## [EXERCISE AIM]
Within this material, how many lines have the string "thân" in them? The answer is a number, with nothing added.

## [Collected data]
---

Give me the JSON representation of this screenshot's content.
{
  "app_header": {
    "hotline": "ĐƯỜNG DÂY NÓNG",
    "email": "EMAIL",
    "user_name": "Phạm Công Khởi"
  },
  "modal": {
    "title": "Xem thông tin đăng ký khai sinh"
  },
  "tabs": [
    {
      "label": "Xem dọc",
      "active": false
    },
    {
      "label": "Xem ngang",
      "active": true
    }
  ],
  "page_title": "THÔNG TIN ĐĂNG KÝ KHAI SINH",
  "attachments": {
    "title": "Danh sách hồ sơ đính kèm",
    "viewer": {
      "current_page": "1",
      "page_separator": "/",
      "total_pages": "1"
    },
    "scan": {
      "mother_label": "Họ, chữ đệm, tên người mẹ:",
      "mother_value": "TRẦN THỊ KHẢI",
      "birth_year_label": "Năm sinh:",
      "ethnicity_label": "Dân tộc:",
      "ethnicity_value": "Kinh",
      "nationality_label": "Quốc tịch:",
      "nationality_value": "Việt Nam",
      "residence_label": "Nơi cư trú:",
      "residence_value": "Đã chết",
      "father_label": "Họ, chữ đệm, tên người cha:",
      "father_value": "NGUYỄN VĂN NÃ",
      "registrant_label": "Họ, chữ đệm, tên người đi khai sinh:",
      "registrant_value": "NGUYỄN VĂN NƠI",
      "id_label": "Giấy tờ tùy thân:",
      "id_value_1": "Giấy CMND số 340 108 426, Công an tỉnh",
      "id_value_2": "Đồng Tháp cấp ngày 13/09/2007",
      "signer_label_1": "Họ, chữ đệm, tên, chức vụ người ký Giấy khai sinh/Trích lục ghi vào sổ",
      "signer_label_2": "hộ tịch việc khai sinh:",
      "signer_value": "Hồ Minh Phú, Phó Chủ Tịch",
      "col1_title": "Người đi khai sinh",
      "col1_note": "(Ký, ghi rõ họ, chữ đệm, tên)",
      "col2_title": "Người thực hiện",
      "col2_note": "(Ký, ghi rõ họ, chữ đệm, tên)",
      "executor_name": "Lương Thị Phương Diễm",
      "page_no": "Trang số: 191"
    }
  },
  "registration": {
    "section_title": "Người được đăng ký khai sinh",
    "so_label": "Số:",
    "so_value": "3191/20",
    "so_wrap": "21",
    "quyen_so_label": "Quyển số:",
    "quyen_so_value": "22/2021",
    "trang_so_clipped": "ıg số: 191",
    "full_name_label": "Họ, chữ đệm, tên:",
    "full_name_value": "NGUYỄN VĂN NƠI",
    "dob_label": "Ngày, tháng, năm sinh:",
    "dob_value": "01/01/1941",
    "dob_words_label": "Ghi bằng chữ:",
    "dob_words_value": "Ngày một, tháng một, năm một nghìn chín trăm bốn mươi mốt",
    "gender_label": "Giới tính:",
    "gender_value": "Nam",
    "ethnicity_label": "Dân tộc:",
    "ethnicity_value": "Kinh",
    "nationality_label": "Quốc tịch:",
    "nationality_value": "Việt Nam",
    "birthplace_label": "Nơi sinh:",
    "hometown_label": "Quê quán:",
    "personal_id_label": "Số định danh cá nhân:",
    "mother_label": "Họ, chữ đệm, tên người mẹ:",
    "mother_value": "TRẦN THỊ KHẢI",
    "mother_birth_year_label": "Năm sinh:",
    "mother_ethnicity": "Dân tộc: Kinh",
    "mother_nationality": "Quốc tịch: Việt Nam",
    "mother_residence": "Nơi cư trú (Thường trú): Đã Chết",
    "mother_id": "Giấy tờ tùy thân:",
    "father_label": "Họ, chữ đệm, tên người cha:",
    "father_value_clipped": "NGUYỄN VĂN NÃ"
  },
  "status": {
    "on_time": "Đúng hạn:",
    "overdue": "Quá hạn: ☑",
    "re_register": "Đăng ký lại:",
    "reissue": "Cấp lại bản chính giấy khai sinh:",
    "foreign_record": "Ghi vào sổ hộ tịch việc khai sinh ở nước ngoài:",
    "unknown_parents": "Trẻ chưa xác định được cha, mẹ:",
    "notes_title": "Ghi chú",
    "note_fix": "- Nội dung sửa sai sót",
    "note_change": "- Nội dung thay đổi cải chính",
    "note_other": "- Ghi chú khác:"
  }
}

---

## [COMPLETE ANSWER]
2